▶ Task statement: Quote the records that follow in full and exactly; leave out the pictures.

▶ Supplied entries:
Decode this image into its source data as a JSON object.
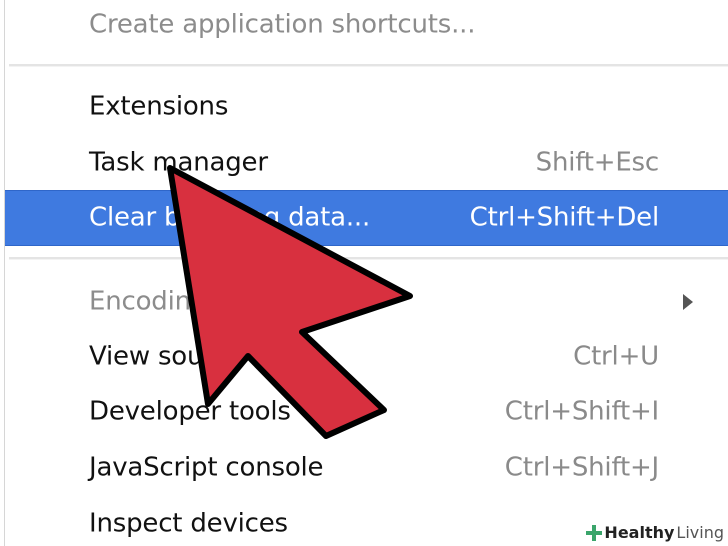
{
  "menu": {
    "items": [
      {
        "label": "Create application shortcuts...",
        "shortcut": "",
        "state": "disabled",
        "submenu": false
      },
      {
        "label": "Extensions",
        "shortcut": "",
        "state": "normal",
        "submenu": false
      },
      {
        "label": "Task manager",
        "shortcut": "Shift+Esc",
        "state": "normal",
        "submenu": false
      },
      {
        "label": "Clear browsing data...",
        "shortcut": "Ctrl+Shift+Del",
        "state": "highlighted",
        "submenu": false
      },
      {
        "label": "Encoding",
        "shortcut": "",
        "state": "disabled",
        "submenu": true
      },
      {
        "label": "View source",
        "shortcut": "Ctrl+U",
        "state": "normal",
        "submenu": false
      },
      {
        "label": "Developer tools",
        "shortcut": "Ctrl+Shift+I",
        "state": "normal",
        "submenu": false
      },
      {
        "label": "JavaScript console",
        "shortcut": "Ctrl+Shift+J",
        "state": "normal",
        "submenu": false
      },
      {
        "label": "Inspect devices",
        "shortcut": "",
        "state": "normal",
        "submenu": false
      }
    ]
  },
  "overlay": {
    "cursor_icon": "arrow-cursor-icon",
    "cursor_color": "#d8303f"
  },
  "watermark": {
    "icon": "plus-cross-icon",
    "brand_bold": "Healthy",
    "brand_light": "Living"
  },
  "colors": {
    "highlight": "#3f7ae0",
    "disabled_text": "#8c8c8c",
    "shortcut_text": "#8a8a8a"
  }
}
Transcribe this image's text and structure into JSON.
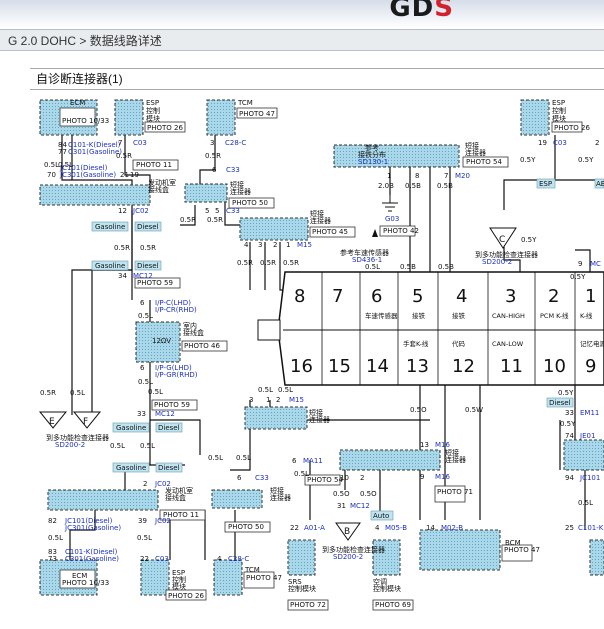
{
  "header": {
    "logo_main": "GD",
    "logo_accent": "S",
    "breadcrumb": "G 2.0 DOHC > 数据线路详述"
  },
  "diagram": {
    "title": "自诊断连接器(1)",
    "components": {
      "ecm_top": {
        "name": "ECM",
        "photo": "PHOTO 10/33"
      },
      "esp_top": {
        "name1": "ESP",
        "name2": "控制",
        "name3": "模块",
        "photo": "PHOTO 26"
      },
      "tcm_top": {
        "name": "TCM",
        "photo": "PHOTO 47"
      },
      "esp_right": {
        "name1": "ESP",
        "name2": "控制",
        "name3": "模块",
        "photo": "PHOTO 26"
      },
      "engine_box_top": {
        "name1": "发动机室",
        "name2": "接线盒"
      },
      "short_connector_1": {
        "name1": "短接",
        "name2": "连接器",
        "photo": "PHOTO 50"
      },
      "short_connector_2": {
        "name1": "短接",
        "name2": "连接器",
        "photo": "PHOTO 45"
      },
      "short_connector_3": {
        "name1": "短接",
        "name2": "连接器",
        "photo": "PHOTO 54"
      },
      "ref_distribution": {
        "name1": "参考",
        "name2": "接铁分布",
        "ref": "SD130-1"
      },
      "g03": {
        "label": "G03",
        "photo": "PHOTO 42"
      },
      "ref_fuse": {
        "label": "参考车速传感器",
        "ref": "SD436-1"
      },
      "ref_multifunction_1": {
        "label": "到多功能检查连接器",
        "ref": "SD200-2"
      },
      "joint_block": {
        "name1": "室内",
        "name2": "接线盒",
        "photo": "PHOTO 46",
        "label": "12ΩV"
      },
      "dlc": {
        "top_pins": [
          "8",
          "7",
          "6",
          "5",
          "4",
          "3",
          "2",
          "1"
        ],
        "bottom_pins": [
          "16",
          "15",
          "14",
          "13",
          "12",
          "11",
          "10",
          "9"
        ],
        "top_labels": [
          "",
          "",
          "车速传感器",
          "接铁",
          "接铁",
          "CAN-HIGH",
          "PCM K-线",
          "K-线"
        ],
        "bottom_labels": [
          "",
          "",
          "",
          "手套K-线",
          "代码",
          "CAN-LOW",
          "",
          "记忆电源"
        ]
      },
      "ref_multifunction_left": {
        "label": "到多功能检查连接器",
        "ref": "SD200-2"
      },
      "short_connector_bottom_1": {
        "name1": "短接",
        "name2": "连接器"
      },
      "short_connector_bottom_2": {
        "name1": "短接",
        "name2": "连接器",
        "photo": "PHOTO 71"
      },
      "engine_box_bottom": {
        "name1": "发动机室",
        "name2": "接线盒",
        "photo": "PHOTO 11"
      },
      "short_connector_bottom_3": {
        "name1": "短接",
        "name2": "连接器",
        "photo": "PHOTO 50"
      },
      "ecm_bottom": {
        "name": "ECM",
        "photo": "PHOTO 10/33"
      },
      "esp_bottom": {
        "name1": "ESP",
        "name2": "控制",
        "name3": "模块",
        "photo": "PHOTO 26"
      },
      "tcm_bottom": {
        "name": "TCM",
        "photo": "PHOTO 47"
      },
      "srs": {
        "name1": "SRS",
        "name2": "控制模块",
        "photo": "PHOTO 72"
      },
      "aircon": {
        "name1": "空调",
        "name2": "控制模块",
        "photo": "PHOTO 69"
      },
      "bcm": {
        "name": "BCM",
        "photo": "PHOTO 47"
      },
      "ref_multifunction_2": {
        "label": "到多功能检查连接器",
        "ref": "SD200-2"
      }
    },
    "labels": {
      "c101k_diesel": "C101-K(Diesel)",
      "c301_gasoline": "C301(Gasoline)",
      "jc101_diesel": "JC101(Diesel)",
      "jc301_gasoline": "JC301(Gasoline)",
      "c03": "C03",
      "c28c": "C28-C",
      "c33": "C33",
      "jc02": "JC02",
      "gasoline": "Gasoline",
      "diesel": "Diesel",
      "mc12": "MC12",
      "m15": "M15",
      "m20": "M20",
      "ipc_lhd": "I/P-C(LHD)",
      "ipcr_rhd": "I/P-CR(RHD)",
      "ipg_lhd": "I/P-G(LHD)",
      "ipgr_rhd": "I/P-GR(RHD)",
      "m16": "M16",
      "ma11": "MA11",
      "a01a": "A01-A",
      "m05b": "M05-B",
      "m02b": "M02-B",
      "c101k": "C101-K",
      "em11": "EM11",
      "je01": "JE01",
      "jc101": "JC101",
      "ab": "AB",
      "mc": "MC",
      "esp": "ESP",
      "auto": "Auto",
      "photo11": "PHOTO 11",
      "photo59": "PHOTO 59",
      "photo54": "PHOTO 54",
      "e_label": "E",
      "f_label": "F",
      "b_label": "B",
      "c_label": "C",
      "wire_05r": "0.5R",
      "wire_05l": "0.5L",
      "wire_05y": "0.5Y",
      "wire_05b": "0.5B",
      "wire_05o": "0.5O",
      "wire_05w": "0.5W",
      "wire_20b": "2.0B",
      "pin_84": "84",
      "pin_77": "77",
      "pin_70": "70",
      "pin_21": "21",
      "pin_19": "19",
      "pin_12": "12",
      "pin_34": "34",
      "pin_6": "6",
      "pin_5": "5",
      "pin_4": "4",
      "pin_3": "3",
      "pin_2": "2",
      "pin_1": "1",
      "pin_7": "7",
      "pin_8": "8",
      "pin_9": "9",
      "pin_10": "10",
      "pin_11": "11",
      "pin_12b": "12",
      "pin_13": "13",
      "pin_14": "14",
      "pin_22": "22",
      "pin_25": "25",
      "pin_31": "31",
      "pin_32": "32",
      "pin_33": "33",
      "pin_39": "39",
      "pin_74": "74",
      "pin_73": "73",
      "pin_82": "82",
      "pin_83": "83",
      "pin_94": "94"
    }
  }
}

▶ Reply to the exercise:
Decode this image into its source data as a JSON object.
{
  "menu": {
    "items": [
      {
        "label": "Create application shortcuts...",
        "shortcut": "",
        "state": "disabled",
        "submenu": false
      },
      {
        "label": "Extensions",
        "shortcut": "",
        "state": "normal",
        "submenu": false
      },
      {
        "label": "Task manager",
        "shortcut": "Shift+Esc",
        "state": "normal",
        "submenu": false
      },
      {
        "label": "Clear browsing data...",
        "shortcut": "Ctrl+Shift+Del",
        "state": "highlighted",
        "submenu": false
      },
      {
        "label": "Encoding",
        "shortcut": "",
        "state": "disabled",
        "submenu": true
      },
      {
        "label": "View source",
        "shortcut": "Ctrl+U",
        "state": "normal",
        "submenu": false
      },
      {
        "label": "Developer tools",
        "shortcut": "Ctrl+Shift+I",
        "state": "normal",
        "submenu": false
      },
      {
        "label": "JavaScript console",
        "shortcut": "Ctrl+Shift+J",
        "state": "normal",
        "submenu": false
      },
      {
        "label": "Inspect devices",
        "shortcut": "",
        "state": "normal",
        "submenu": false
      }
    ]
  },
  "overlay": {
    "cursor_icon": "arrow-cursor-icon",
    "cursor_color": "#d8303f"
  },
  "watermark": {
    "icon": "plus-cross-icon",
    "brand_bold": "Healthy",
    "brand_light": "Living"
  },
  "colors": {
    "highlight": "#3f7ae0",
    "disabled_text": "#8c8c8c",
    "shortcut_text": "#8a8a8a"
  }
}
Transcribe this image's text and structure into JSON.
{
  "header": {
    "logo_main": "GD",
    "logo_accent": "S",
    "breadcrumb": "G 2.0 DOHC > 数据线路详述"
  },
  "diagram": {
    "title": "自诊断连接器(1)",
    "components": {
      "ecm_top": {
        "name": "ECM",
        "photo": "PHOTO 10/33"
      },
      "esp_top": {
        "name1": "ESP",
        "name2": "控制",
        "name3": "模块",
        "photo": "PHOTO 26"
      },
      "tcm_top": {
        "name": "TCM",
        "photo": "PHOTO 47"
      },
      "esp_right": {
        "name1": "ESP",
        "name2": "控制",
        "name3": "模块",
        "photo": "PHOTO 26"
      },
      "engine_box_top": {
        "name1": "发动机室",
        "name2": "接线盒"
      },
      "short_connector_1": {
        "name1": "短接",
        "name2": "连接器",
        "photo": "PHOTO 50"
      },
      "short_connector_2": {
        "name1": "短接",
        "name2": "连接器",
        "photo": "PHOTO 45"
      },
      "short_connector_3": {
        "name1": "短接",
        "name2": "连接器",
        "photo": "PHOTO 54"
      },
      "ref_distribution": {
        "name1": "参考",
        "name2": "接铁分布",
        "ref": "SD130-1"
      },
      "g03": {
        "label": "G03",
        "photo": "PHOTO 42"
      },
      "ref_fuse": {
        "label": "参考车速传感器",
        "ref": "SD436-1"
      },
      "ref_multifunction_1": {
        "label": "到多功能检查连接器",
        "ref": "SD200-2"
      },
      "joint_block": {
        "name1": "室内",
        "name2": "接线盒",
        "photo": "PHOTO 46",
        "label": "12ΩV"
      },
      "dlc": {
        "top_pins": [
          "8",
          "7",
          "6",
          "5",
          "4",
          "3",
          "2",
          "1"
        ],
        "bottom_pins": [
          "16",
          "15",
          "14",
          "13",
          "12",
          "11",
          "10",
          "9"
        ],
        "top_labels": [
          "",
          "",
          "车速传感器",
          "接铁",
          "接铁",
          "CAN-HIGH",
          "PCM K-线",
          "K-线"
        ],
        "bottom_labels": [
          "",
          "",
          "",
          "手套K-线",
          "代码",
          "CAN-LOW",
          "",
          "记忆电源"
        ]
      },
      "ref_multifunction_left": {
        "label": "到多功能检查连接器",
        "ref": "SD200-2"
      },
      "short_connector_bottom_1": {
        "name1": "短接",
        "name2": "连接器"
      },
      "short_connector_bottom_2": {
        "name1": "短接",
        "name2": "连接器",
        "photo": "PHOTO 71"
      },
      "engine_box_bottom": {
        "name1": "发动机室",
        "name2": "接线盒",
        "photo": "PHOTO 11"
      },
      "short_connector_bottom_3": {
        "name1": "短接",
        "name2": "连接器",
        "photo": "PHOTO 50"
      },
      "ecm_bottom": {
        "name": "ECM",
        "photo": "PHOTO 10/33"
      },
      "esp_bottom": {
        "name1": "ESP",
        "name2": "控制",
        "name3": "模块",
        "photo": "PHOTO 26"
      },
      "tcm_bottom": {
        "name": "TCM",
        "photo": "PHOTO 47"
      },
      "srs": {
        "name1": "SRS",
        "name2": "控制模块",
        "photo": "PHOTO 72"
      },
      "aircon": {
        "name1": "空调",
        "name2": "控制模块",
        "photo": "PHOTO 69"
      },
      "bcm": {
        "name": "BCM",
        "photo": "PHOTO 47"
      },
      "ref_multifunction_2": {
        "label": "到多功能检查连接器",
        "ref": "SD200-2"
      }
    },
    "labels": {
      "c101k_diesel": "C101-K(Diesel)",
      "c301_gasoline": "C301(Gasoline)",
      "jc101_diesel": "JC101(Diesel)",
      "jc301_gasoline": "JC301(Gasoline)",
      "c03": "C03",
      "c28c": "C28-C",
      "c33": "C33",
      "jc02": "JC02",
      "gasoline": "Gasoline",
      "diesel": "Diesel",
      "mc12": "MC12",
      "m15": "M15",
      "m20": "M20",
      "ipc_lhd": "I/P-C(LHD)",
      "ipcr_rhd": "I/P-CR(RHD)",
      "ipg_lhd": "I/P-G(LHD)",
      "ipgr_rhd": "I/P-GR(RHD)",
      "m16": "M16",
      "ma11": "MA11",
      "a01a": "A01-A",
      "m05b": "M05-B",
      "m02b": "M02-B",
      "c101k": "C101-K",
      "em11": "EM11",
      "je01": "JE01",
      "jc101": "JC101",
      "ab": "AB",
      "mc": "MC",
      "esp": "ESP",
      "auto": "Auto",
      "photo11": "PHOTO 11",
      "photo59": "PHOTO 59",
      "photo54": "PHOTO 54",
      "e_label": "E",
      "f_label": "F",
      "b_label": "B",
      "c_label": "C",
      "wire_05r": "0.5R",
      "wire_05l": "0.5L",
      "wire_05y": "0.5Y",
      "wire_05b": "0.5B",
      "wire_05o": "0.5O",
      "wire_05w": "0.5W",
      "wire_20b": "2.0B",
      "pin_84": "84",
      "pin_77": "77",
      "pin_70": "70",
      "pin_21": "21",
      "pin_19": "19",
      "pin_12": "12",
      "pin_34": "34",
      "pin_6": "6",
      "pin_5": "5",
      "pin_4": "4",
      "pin_3": "3",
      "pin_2": "2",
      "pin_1": "1",
      "pin_7": "7",
      "pin_8": "8",
      "pin_9": "9",
      "pin_10": "10",
      "pin_11": "11",
      "pin_12b": "12",
      "pin_13": "13",
      "pin_14": "14",
      "pin_22": "22",
      "pin_25": "25",
      "pin_31": "31",
      "pin_32": "32",
      "pin_33": "33",
      "pin_39": "39",
      "pin_74": "74",
      "pin_73": "73",
      "pin_82": "82",
      "pin_83": "83",
      "pin_94": "94"
    }
  }
}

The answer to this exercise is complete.